Look through the listing for the word "available". Copy each line that has it.

-- START OF RECORD EXCERPTS --

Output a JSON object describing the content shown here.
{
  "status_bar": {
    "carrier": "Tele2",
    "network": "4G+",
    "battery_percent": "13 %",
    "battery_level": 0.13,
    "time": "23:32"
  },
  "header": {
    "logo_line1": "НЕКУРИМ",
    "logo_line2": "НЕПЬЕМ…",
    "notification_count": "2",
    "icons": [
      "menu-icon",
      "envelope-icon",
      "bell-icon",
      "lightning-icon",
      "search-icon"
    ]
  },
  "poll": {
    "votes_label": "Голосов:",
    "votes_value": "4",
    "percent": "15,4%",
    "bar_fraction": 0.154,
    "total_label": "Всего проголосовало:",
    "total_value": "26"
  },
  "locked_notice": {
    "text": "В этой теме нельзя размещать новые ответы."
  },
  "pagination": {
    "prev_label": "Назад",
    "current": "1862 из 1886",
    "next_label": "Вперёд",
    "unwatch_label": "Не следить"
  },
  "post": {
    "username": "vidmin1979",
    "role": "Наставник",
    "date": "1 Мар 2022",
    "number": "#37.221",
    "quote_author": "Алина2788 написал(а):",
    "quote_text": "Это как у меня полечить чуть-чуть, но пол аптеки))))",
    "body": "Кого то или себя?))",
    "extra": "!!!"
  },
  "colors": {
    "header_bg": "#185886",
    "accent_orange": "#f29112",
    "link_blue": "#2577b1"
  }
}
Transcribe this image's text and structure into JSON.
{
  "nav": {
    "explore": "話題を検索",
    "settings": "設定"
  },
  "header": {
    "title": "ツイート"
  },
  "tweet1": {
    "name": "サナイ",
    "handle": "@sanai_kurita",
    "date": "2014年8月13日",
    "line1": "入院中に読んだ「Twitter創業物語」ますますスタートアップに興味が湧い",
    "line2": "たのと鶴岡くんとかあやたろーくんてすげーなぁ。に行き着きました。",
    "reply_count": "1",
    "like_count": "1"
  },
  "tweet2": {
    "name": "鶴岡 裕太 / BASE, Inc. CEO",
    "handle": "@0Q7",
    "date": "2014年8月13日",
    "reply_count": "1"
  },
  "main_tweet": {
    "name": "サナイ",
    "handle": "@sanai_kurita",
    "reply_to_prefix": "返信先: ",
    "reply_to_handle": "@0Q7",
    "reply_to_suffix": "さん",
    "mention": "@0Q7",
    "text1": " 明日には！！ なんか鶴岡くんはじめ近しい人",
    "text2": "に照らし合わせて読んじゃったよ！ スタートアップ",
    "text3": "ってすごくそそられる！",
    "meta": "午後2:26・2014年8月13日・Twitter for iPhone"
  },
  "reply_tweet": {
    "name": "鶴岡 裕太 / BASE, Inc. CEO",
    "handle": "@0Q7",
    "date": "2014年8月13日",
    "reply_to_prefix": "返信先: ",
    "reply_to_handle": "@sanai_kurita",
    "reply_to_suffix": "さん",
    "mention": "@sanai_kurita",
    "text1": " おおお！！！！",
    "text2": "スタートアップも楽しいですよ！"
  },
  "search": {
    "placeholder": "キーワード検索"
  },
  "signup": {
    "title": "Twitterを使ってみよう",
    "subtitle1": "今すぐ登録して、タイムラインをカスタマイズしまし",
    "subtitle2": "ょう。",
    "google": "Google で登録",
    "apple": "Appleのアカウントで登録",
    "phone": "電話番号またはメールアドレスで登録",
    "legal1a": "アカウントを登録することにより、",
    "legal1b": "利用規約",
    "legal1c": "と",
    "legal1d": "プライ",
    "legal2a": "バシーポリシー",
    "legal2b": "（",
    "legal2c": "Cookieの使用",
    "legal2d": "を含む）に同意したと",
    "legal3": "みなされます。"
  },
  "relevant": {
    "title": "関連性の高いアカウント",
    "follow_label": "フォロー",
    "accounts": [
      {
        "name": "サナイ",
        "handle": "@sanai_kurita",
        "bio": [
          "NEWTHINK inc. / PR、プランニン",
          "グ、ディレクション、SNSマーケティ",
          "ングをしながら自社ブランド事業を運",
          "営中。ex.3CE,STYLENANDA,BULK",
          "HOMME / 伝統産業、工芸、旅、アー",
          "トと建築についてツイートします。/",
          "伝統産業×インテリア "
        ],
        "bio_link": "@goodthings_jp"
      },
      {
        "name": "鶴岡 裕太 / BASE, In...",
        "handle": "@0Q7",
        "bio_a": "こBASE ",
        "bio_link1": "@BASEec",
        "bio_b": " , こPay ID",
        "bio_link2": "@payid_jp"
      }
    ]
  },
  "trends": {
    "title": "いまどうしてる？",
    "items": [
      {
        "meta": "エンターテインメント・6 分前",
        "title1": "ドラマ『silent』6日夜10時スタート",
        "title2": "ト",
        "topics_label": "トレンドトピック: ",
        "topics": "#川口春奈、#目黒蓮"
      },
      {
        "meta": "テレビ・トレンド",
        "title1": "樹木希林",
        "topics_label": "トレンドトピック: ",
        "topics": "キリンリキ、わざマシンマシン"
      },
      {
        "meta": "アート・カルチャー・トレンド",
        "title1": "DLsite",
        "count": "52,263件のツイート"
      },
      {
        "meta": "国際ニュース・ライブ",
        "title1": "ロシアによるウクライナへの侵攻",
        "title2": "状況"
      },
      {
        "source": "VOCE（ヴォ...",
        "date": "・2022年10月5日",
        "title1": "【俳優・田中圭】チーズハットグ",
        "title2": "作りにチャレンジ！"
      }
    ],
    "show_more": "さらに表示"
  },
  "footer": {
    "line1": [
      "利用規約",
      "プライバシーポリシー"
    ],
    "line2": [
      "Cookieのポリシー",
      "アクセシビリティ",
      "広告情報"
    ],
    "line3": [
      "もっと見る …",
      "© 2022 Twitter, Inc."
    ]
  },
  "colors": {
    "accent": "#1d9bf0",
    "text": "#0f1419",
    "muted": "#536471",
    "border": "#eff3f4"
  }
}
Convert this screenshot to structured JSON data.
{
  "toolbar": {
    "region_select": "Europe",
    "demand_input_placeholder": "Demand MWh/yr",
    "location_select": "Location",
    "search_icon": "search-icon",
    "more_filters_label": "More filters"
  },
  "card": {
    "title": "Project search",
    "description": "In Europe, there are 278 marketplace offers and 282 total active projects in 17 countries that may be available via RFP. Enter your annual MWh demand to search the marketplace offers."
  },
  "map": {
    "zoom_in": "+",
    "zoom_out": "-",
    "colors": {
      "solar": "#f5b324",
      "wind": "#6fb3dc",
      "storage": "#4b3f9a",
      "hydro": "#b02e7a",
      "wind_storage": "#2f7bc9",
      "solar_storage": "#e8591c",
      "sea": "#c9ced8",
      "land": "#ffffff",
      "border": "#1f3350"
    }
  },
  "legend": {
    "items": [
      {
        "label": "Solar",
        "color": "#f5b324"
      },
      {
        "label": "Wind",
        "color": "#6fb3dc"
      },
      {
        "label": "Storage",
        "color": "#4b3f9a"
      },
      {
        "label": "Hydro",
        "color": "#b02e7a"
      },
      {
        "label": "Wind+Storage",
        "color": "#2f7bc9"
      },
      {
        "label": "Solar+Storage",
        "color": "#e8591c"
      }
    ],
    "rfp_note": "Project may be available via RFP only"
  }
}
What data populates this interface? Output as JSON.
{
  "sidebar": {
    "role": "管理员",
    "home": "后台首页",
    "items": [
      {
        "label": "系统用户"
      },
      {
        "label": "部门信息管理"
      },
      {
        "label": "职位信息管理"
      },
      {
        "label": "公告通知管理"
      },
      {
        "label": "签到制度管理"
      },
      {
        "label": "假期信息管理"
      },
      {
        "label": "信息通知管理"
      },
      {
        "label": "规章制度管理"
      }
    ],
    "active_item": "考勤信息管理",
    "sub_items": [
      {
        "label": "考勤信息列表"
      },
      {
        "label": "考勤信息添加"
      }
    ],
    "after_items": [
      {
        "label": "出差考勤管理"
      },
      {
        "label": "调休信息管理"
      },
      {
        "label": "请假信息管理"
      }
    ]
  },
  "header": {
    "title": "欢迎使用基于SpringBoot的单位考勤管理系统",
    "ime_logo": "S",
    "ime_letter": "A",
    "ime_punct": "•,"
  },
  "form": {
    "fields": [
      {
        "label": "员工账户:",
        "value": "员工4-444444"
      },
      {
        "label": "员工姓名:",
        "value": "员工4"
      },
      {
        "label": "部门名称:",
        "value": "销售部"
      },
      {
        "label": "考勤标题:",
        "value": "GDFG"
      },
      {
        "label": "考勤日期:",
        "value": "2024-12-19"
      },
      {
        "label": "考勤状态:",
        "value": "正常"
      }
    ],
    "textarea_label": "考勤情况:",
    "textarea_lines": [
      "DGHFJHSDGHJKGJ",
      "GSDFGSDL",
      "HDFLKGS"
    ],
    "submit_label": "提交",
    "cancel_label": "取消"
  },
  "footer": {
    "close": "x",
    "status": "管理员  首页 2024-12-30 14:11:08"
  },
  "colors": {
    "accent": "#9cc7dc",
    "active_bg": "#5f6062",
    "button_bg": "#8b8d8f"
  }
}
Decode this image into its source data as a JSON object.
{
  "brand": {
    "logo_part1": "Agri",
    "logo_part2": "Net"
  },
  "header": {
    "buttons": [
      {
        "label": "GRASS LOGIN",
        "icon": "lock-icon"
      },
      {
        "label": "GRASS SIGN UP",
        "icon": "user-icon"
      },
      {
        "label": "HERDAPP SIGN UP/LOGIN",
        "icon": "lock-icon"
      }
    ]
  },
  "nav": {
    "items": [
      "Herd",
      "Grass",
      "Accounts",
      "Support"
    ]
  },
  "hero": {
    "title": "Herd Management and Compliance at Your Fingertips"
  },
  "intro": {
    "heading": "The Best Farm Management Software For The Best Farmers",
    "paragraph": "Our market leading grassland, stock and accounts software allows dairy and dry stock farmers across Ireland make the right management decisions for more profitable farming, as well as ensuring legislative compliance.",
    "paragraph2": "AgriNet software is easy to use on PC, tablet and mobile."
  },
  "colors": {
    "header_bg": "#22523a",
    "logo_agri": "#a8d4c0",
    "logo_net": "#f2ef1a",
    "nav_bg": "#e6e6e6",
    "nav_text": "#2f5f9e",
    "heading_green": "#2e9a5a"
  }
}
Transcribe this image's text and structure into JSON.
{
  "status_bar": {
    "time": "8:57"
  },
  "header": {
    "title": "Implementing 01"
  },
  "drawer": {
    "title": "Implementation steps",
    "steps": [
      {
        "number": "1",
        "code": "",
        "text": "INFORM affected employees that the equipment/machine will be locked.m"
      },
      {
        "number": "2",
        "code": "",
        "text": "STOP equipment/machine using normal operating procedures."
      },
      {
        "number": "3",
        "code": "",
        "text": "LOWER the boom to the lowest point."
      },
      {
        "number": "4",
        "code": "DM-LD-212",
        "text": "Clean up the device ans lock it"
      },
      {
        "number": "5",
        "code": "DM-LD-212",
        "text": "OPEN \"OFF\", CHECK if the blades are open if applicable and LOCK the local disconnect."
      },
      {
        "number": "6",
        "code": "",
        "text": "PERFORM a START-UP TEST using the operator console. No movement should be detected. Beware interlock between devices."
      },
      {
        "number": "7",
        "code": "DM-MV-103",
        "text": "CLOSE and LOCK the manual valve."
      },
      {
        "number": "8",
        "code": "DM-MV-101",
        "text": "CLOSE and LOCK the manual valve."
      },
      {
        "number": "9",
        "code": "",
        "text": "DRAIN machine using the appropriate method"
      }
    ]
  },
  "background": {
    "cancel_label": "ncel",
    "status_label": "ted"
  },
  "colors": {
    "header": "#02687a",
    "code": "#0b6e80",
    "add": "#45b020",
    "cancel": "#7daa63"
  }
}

-- END OF RECORD EXCERPTS --

▸ EXERCISE RESPONSE
    "description": "In Europe, there are 278 marketplace offers and 282 total active projects in 17 countries that may be available via RFP. Enter your annual MWh demand to search the marketplace offers."
    "rfp_note": "Project may be available via RFP only"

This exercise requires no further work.